▶ [BRIEF]
Only the number is wanted: count the lines that contain "Fucoidana".

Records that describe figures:
****************
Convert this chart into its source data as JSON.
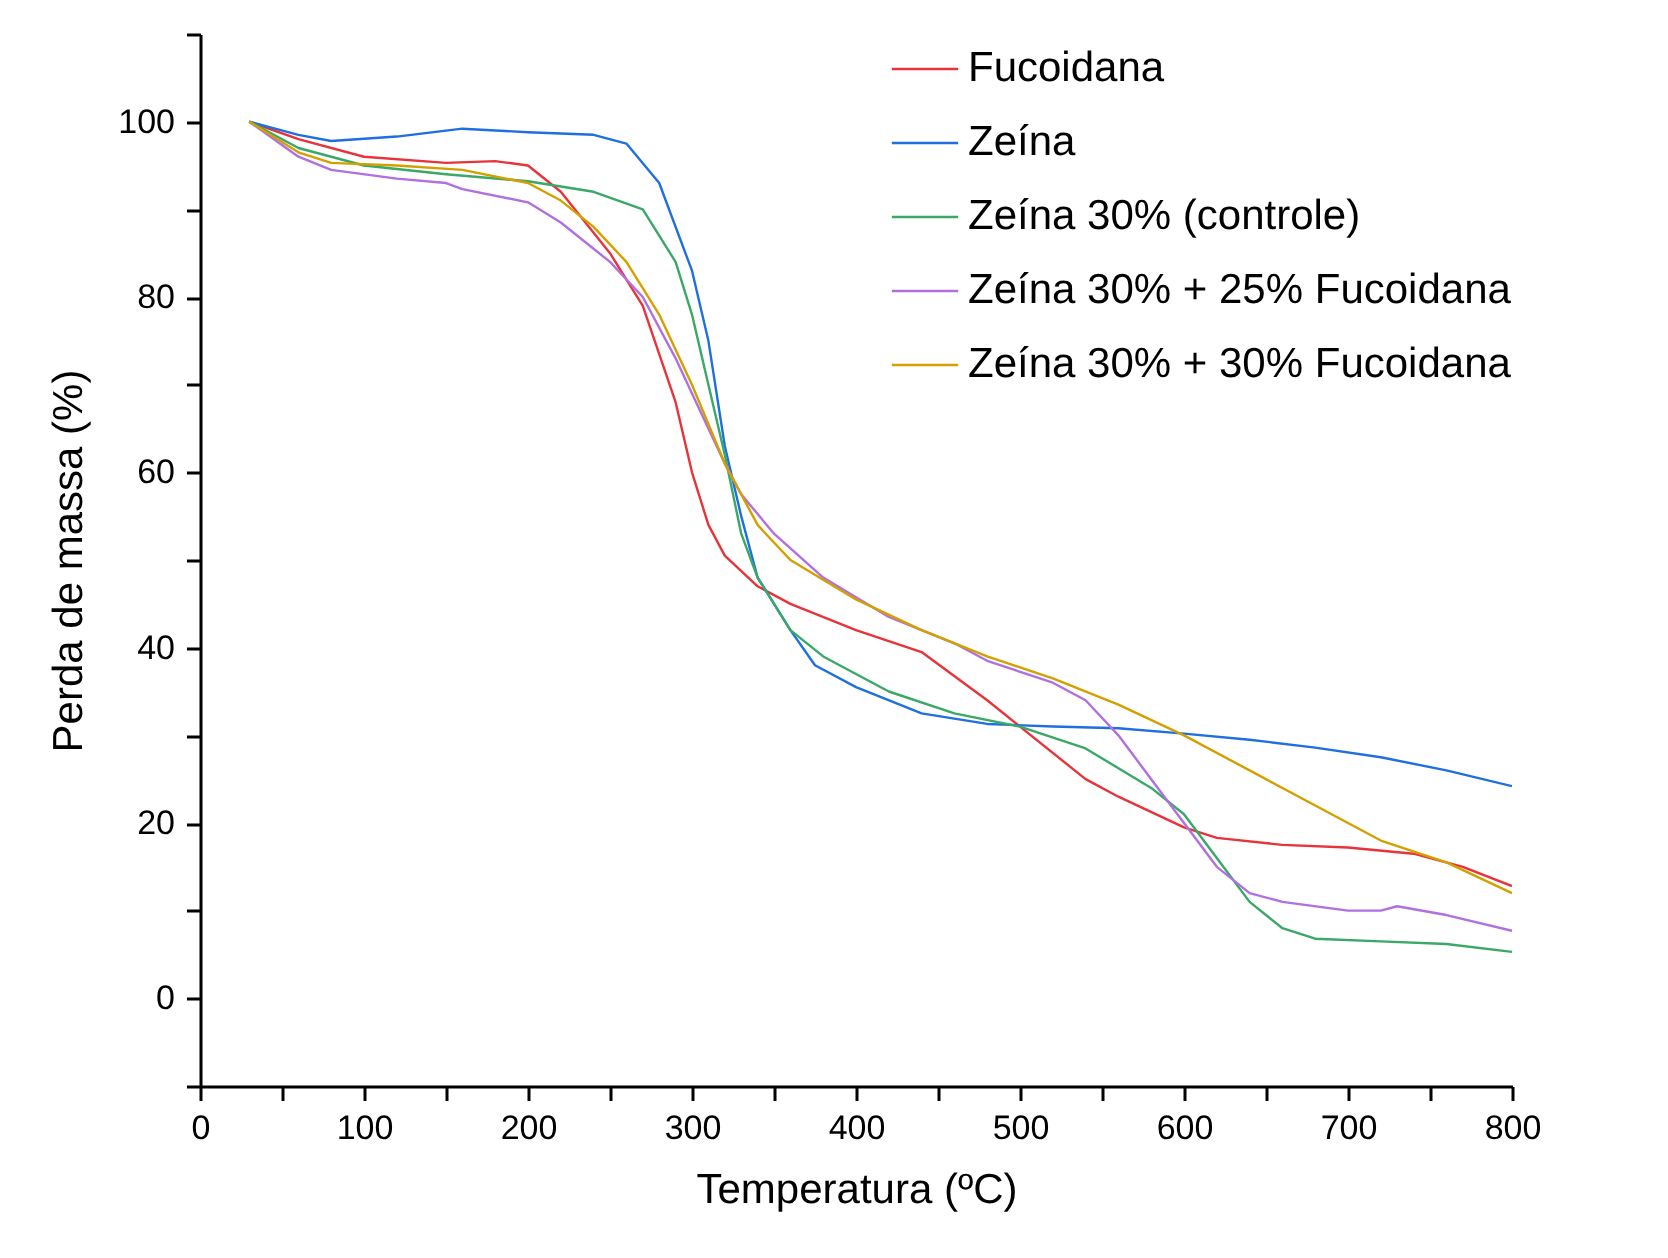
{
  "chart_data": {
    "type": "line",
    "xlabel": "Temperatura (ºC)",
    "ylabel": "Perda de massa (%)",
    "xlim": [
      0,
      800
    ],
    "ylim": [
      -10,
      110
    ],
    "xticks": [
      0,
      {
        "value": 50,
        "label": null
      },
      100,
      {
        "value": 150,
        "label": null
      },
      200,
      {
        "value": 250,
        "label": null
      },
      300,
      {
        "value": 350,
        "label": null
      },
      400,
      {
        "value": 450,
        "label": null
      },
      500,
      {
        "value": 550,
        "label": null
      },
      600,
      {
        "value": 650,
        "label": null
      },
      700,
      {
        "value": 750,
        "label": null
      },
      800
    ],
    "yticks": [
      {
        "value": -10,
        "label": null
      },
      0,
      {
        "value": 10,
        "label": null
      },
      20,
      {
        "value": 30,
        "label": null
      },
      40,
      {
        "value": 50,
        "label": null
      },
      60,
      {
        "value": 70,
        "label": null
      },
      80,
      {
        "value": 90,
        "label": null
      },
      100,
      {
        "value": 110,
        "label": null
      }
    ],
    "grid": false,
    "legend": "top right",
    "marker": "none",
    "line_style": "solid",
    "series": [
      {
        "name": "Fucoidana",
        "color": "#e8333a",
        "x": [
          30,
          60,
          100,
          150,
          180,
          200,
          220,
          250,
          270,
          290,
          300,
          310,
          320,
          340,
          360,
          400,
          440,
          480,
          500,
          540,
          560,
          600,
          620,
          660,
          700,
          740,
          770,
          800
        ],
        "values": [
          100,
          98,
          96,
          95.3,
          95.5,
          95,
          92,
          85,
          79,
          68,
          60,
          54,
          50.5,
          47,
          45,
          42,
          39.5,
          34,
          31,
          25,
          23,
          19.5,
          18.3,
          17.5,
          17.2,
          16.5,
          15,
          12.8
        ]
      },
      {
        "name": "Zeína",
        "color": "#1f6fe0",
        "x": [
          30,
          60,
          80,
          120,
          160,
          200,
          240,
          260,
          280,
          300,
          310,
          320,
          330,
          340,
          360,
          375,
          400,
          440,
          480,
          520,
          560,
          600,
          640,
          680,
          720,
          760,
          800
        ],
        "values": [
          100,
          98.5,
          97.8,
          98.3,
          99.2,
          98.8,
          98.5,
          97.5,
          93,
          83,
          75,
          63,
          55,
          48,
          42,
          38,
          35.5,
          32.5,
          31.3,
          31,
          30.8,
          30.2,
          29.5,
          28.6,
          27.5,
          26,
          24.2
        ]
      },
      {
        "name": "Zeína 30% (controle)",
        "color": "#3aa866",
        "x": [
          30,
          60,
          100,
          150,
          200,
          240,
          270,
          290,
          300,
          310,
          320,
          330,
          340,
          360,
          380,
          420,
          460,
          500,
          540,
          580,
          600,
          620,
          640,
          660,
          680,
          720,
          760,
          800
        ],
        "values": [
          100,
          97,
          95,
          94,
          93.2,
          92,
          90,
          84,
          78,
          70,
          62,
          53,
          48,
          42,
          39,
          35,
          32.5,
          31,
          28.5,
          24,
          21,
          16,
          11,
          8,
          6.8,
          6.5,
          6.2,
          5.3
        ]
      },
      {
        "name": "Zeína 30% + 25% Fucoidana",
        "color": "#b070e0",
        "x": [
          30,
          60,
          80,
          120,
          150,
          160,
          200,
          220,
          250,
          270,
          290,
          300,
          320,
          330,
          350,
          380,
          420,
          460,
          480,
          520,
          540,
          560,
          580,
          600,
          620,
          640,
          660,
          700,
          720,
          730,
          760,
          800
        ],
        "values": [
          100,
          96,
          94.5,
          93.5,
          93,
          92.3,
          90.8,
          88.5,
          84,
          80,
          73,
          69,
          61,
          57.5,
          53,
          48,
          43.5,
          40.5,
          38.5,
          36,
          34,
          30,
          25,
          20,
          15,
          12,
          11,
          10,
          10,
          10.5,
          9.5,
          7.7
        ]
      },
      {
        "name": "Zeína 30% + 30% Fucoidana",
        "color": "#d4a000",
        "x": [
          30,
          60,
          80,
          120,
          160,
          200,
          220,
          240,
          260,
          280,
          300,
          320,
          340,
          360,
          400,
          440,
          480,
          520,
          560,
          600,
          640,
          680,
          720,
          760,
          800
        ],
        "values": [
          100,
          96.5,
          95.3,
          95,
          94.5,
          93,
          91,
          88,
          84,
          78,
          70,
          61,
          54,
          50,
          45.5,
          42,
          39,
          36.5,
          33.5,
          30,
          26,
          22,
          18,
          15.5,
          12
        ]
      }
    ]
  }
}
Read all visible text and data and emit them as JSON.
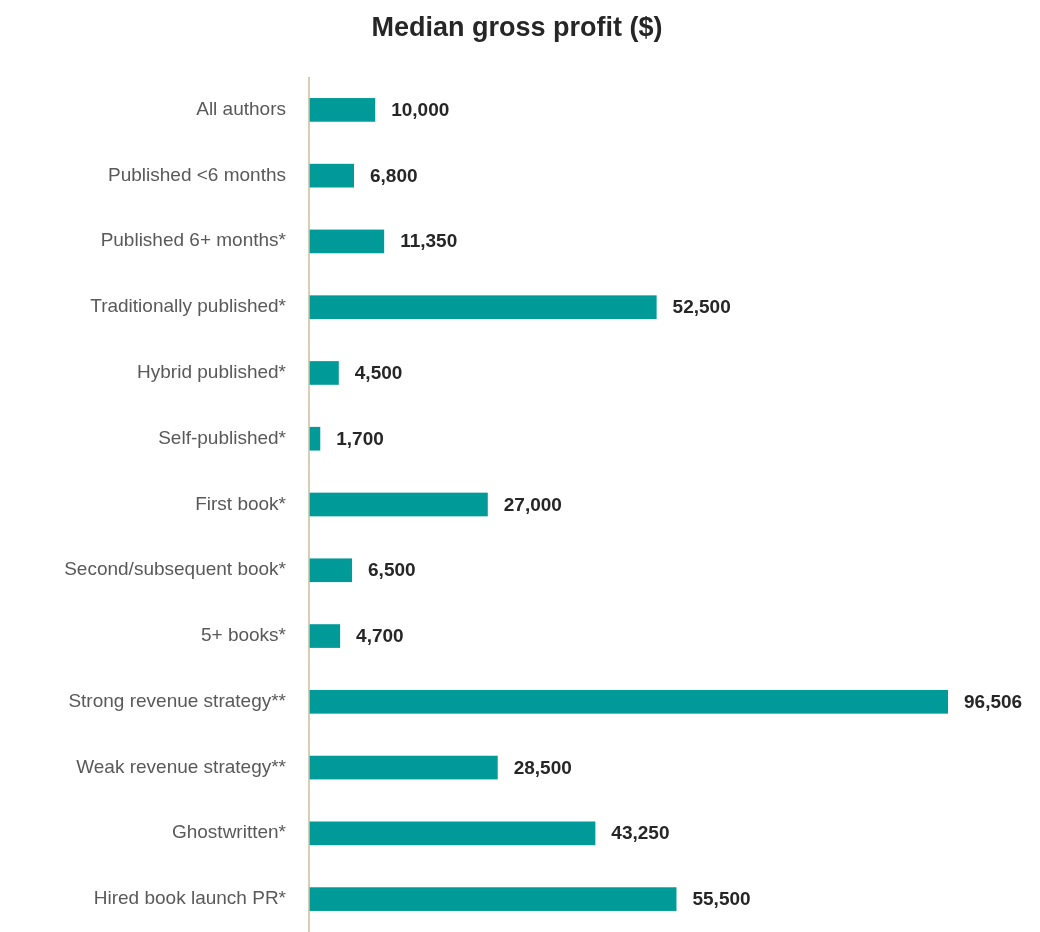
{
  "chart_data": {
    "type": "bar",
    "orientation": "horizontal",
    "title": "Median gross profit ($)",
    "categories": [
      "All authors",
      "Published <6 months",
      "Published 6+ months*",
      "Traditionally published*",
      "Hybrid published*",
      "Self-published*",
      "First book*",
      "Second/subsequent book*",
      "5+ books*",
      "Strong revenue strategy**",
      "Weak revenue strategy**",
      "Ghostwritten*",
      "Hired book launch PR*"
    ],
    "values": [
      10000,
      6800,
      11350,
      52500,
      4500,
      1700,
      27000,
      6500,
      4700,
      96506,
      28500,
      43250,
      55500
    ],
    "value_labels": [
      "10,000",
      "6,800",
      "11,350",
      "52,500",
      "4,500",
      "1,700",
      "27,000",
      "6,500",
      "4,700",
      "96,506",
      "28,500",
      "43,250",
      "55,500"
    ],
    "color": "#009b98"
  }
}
****************
▶ [SOLUTION TO THIS TASK]
3